─── Records to process

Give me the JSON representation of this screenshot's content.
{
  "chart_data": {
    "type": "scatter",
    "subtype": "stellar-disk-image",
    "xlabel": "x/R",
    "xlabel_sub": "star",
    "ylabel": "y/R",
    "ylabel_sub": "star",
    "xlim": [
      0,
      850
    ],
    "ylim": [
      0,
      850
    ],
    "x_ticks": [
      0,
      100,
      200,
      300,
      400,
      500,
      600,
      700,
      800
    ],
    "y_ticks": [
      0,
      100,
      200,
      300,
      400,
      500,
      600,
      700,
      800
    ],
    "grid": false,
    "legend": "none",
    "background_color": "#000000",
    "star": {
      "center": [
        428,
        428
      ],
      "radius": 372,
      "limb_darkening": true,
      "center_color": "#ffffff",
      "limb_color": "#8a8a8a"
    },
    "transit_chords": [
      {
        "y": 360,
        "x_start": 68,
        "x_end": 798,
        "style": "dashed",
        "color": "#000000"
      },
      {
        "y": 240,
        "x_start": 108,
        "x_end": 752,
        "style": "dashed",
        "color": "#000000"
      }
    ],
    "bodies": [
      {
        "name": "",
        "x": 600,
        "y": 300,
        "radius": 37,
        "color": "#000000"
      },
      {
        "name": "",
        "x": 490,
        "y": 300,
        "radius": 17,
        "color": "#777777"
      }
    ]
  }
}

──────

Restate each record word for word.

§ Answer to this problem:
Give me the JSON representation of this screenshot's content.
{
  "chart_data": {
    "type": "scatter",
    "subtype": "stellar-disk-image",
    "xlabel": "x/R",
    "xlabel_sub": "star",
    "ylabel": "y/R",
    "ylabel_sub": "star",
    "xlim": [
      0,
      850
    ],
    "ylim": [
      0,
      850
    ],
    "x_ticks": [
      0,
      100,
      200,
      300,
      400,
      500,
      600,
      700,
      800
    ],
    "y_ticks": [
      0,
      100,
      200,
      300,
      400,
      500,
      600,
      700,
      800
    ],
    "grid": false,
    "legend": "none",
    "background_color": "#000000",
    "star": {
      "center": [
        428,
        428
      ],
      "radius": 372,
      "limb_darkening": true,
      "center_color": "#ffffff",
      "limb_color": "#8a8a8a"
    },
    "transit_chords": [
      {
        "y": 360,
        "x_start": 68,
        "x_end": 798,
        "style": "dashed",
        "color": "#000000"
      },
      {
        "y": 240,
        "x_start": 108,
        "x_end": 752,
        "style": "dashed",
        "color": "#000000"
      }
    ],
    "bodies": [
      {
        "name": "",
        "x": 600,
        "y": 300,
        "radius": 37,
        "color": "#000000"
      },
      {
        "name": "",
        "x": 490,
        "y": 300,
        "radius": 17,
        "color": "#777777"
      }
    ]
  }
}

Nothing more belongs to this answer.